[Start of Record excerpts]

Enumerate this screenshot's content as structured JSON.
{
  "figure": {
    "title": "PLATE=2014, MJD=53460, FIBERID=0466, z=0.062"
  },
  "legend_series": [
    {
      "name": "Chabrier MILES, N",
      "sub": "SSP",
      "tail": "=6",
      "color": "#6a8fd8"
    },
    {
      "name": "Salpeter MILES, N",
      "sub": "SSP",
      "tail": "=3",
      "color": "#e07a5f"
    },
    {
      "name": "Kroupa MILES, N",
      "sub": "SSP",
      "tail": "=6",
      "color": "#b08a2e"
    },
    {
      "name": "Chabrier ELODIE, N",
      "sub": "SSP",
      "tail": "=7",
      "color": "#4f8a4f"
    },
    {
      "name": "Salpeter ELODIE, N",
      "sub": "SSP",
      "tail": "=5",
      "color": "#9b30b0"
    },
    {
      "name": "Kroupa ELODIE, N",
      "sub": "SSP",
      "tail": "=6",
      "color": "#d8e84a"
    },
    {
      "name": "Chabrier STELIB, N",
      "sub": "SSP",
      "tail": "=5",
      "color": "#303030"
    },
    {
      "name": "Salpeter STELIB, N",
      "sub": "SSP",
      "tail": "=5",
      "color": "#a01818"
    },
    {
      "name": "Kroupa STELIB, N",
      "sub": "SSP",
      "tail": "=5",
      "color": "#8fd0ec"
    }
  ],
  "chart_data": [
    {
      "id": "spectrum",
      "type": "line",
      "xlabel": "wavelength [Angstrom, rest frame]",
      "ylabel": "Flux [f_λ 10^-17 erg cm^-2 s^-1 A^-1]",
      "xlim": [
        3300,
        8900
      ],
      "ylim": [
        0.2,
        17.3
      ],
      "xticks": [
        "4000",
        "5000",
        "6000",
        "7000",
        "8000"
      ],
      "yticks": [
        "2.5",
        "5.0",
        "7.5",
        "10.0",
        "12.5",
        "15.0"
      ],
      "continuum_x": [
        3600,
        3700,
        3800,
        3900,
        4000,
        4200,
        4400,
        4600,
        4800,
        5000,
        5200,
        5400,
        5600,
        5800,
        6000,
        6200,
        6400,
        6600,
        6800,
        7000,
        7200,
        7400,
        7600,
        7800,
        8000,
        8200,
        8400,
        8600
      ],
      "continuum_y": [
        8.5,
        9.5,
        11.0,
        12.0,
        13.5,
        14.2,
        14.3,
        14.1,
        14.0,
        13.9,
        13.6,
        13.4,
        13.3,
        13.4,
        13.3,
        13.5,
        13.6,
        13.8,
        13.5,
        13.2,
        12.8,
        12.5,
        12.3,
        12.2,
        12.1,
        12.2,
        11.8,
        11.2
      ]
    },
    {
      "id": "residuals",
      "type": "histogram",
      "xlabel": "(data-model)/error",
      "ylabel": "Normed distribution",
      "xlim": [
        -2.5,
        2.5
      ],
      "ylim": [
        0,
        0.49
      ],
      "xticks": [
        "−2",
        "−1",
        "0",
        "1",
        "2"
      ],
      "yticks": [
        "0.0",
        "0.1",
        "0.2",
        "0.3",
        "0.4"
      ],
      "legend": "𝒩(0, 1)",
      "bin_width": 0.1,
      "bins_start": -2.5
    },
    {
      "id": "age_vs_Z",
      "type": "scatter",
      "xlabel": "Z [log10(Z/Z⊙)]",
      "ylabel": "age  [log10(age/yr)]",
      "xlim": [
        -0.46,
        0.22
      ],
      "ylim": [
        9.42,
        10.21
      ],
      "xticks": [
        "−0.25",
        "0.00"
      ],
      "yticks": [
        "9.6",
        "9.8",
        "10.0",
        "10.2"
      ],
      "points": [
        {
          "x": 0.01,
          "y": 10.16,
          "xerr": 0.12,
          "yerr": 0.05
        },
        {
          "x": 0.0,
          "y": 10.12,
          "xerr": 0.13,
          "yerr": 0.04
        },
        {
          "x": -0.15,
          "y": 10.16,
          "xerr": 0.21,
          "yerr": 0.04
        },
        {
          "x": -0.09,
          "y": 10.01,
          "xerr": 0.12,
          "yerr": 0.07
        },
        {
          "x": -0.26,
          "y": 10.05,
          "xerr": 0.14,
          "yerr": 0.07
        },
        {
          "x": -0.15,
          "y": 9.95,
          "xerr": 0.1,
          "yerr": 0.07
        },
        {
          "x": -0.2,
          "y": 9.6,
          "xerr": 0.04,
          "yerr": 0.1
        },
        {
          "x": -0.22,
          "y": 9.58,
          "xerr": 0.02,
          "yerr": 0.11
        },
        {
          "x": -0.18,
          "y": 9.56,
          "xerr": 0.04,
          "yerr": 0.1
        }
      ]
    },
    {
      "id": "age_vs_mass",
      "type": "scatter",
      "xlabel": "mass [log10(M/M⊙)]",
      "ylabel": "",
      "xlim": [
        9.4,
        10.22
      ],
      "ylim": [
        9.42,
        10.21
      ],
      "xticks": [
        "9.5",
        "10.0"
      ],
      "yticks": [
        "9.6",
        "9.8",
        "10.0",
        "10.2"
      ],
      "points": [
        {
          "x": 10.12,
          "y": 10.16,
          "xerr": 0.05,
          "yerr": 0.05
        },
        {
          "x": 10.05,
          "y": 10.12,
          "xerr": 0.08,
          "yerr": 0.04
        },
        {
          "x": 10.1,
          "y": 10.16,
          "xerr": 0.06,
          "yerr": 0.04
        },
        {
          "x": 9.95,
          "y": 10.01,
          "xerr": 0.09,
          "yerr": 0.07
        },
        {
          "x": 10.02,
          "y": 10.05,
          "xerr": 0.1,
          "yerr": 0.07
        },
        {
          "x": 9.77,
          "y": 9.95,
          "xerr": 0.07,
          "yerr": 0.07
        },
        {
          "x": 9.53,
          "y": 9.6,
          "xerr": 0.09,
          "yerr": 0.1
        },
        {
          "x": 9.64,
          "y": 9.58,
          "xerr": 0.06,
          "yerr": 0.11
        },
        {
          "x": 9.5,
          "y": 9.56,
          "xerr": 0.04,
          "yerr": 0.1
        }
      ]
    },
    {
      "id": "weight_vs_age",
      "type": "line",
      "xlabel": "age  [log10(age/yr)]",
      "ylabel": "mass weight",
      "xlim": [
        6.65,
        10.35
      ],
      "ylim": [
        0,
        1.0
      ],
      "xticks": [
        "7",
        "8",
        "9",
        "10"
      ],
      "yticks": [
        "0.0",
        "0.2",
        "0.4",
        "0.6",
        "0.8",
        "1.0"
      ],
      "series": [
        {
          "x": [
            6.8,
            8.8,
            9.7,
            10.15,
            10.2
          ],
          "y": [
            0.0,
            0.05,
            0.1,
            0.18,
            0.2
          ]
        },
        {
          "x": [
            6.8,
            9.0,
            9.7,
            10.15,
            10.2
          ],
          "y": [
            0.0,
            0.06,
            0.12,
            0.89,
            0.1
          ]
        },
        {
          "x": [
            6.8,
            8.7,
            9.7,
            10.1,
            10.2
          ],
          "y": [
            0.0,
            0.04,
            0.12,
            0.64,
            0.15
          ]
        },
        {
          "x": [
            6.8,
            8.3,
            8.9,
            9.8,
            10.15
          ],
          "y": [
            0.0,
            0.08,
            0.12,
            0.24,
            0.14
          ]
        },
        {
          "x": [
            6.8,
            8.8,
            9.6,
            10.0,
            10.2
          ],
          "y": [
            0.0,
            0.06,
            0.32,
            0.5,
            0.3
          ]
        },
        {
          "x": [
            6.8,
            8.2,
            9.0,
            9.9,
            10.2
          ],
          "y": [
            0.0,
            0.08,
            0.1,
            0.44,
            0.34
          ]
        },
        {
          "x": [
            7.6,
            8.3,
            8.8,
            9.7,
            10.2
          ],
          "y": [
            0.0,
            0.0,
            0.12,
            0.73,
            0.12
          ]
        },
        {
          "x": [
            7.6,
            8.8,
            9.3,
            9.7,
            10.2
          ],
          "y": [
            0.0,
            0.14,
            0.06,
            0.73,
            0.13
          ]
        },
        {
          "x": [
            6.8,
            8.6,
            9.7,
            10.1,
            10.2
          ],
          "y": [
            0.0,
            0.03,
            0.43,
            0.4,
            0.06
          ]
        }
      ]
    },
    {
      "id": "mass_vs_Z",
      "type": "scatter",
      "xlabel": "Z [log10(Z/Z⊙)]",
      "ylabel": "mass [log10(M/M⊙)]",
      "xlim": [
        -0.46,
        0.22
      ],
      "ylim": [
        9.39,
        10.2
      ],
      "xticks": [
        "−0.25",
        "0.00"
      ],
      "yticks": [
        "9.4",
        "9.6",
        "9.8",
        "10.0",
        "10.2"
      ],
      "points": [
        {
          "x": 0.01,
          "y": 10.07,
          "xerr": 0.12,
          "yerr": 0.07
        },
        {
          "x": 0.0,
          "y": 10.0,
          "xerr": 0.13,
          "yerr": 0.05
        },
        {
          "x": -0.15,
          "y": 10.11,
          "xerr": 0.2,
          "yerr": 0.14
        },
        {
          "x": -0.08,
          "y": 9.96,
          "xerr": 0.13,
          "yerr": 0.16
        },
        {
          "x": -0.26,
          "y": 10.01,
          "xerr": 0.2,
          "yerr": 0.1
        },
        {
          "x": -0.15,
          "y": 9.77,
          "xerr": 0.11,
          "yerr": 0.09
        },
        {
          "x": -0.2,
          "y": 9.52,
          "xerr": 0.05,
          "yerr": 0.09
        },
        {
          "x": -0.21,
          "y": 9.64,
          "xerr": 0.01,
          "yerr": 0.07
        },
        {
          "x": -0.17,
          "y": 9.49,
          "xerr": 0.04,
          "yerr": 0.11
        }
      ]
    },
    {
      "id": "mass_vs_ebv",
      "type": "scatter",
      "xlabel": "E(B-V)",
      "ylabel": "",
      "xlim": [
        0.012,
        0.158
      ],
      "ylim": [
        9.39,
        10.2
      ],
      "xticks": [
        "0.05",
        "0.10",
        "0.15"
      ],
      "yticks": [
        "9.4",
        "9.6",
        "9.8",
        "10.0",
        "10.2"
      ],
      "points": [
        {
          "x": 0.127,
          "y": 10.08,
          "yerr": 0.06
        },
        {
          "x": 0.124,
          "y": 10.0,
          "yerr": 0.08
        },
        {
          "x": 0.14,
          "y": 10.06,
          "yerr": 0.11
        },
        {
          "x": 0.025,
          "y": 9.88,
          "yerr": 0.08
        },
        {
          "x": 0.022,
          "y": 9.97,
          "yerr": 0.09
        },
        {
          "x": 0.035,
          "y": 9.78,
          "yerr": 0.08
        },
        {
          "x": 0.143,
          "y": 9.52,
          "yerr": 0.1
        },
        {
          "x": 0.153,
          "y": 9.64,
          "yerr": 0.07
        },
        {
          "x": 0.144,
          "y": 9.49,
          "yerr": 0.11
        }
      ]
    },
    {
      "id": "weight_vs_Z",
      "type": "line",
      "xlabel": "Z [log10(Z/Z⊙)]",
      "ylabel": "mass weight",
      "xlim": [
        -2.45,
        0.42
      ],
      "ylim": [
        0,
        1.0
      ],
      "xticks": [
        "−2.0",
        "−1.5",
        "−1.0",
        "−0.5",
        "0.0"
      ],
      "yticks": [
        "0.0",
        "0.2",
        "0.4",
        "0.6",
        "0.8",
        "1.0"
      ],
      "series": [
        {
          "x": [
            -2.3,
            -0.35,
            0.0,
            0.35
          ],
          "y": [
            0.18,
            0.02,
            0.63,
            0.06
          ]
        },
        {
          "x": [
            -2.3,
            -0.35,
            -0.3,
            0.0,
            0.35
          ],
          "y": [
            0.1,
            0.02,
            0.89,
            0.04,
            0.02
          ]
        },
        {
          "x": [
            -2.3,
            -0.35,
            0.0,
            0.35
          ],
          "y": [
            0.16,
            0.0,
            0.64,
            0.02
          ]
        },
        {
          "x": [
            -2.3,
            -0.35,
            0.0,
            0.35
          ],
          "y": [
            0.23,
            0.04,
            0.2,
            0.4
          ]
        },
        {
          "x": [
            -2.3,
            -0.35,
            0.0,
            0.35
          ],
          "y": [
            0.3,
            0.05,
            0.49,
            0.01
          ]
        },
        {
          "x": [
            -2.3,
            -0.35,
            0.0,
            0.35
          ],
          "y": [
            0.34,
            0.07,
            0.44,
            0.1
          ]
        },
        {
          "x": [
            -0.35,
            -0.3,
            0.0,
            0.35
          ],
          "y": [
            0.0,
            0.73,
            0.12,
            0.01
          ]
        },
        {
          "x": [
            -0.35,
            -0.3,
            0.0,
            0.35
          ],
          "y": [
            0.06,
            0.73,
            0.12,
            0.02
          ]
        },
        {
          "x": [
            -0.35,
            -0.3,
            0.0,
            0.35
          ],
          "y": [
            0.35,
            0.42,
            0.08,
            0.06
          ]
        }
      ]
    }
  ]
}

[End of Record excerpts]

#### Set task:
Show every line where the string "name" appears.

#### Result:
      "name": "Chabrier MILES, N",
      "name": "Salpeter MILES, N",
      "name": "Kroupa MILES, N",
      "name": "Chabrier ELODIE, N",
      "name": "Salpeter ELODIE, N",
      "name": "Kroupa ELODIE, N",
      "name": "Chabrier STELIB, N",
      "name": "Salpeter STELIB, N",
      "name": "Kroupa STELIB, N",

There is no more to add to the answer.